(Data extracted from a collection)
•••••

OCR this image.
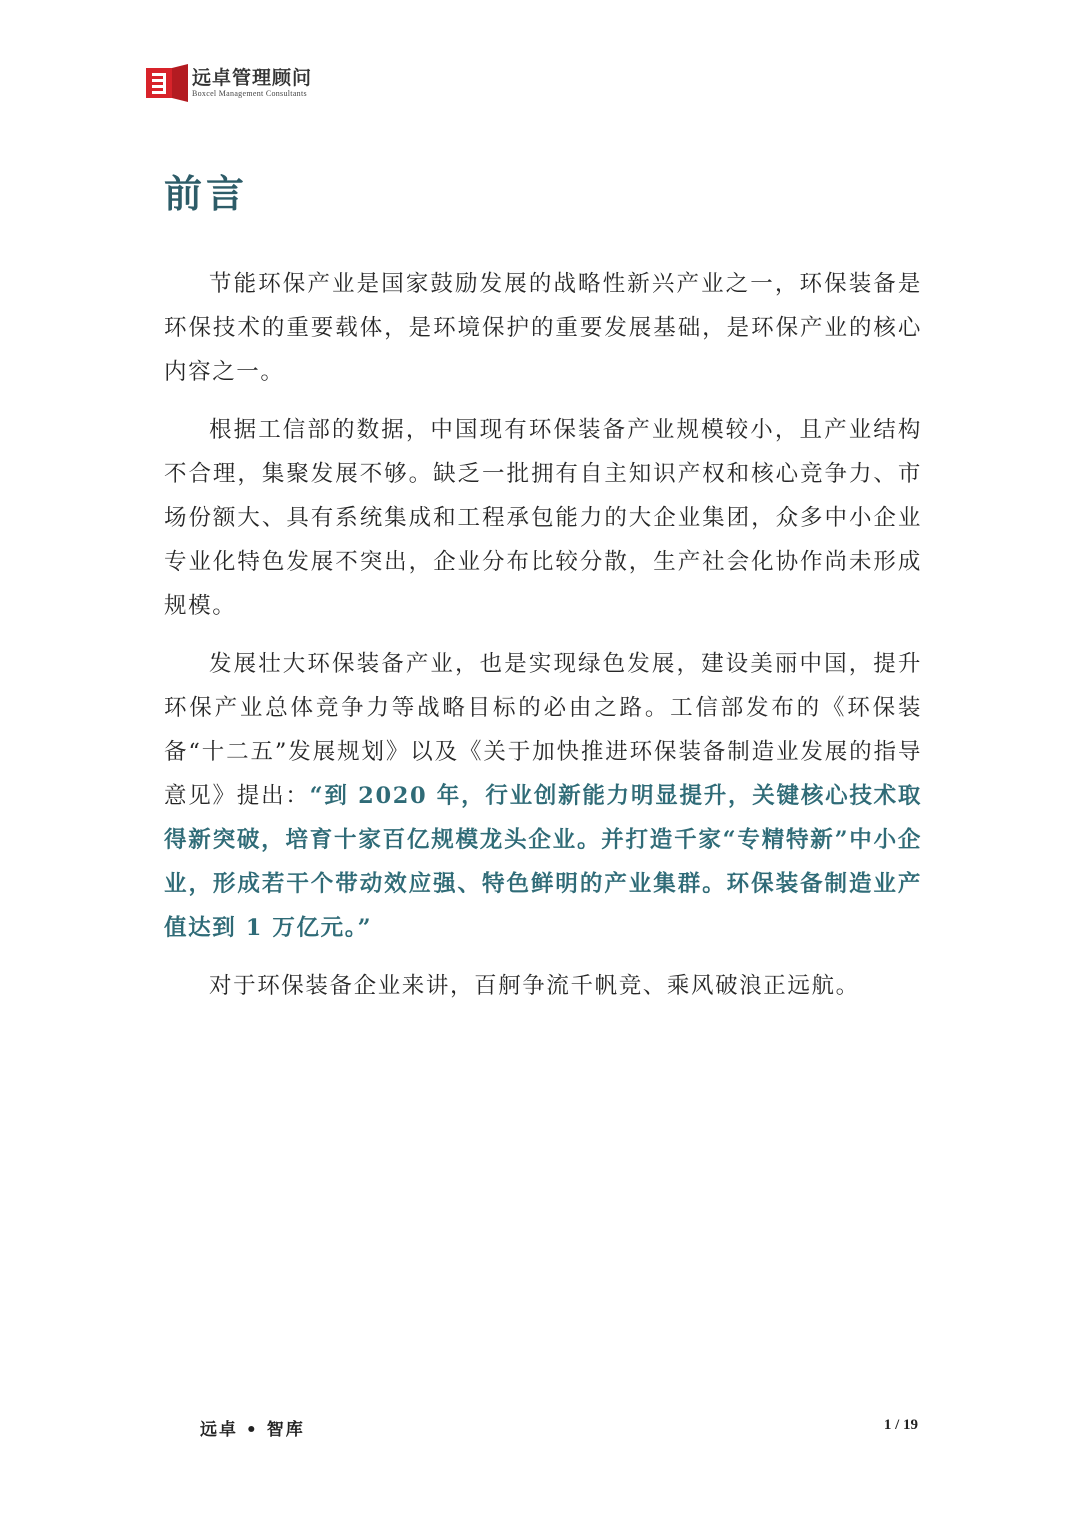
远卓管理顾问
Boxcel Management Consultants
前言

节能环保产业是国家鼓励发展的战略性新兴产业之一，环保装备是环保技术的重要载体，是环境保护的重要发展基础，是环保产业的核心内容之一。

根据工信部的数据，中国现有环保装备产业规模较小，且产业结构不合理，集聚发展不够。缺乏一批拥有自主知识产权和核心竞争力、市场份额大、具有系统集成和工程承包能力的大企业集团，众多中小企业专业化特色发展不突出，企业分布比较分散，生产社会化协作尚未形成规模。

发展壮大环保装备产业，也是实现绿色发展，建设美丽中国，提升环保产业总体竞争力等战略目标的必由之路。工信部发布的《环保装备“十二五”发展规划》以及《关于加快推进环保装备制造业发展的指导意见》提出：“到 2020 年，行业创新能力明显提升，关键核心技术取得新突破，培育十家百亿规模龙头企业。并打造千家“专精特新”中小企业，形成若干个带动效应强、特色鲜明的产业集群。环保装备制造业产值达到 1 万亿元。”

对于环保装备企业来讲，百舸争流千帆竞、乘风破浪正远航。

远卓 • 智库	1 / 19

•••••

#### What to do
Restate the data above word for word. Do not include the images.

#### Complete output
OCR this image.
远卓管理顾问
Boxcel Management Consultants
前言

节能环保产业是国家鼓励发展的战略性新兴产业之一，环保装备是环保技术的重要载体，是环境保护的重要发展基础，是环保产业的核心内容之一。

根据工信部的数据，中国现有环保装备产业规模较小，且产业结构不合理，集聚发展不够。缺乏一批拥有自主知识产权和核心竞争力、市场份额大、具有系统集成和工程承包能力的大企业集团，众多中小企业专业化特色发展不突出，企业分布比较分散，生产社会化协作尚未形成规模。

发展壮大环保装备产业，也是实现绿色发展，建设美丽中国，提升环保产业总体竞争力等战略目标的必由之路。工信部发布的《环保装备“十二五”发展规划》以及《关于加快推进环保装备制造业发展的指导意见》提出：“到 2020 年，行业创新能力明显提升，关键核心技术取得新突破，培育十家百亿规模龙头企业。并打造千家“专精特新”中小企业，形成若干个带动效应强、特色鲜明的产业集群。环保装备制造业产值达到 1 万亿元。”

对于环保装备企业来讲，百舸争流千帆竞、乘风破浪正远航。

远卓 • 智库	1 / 19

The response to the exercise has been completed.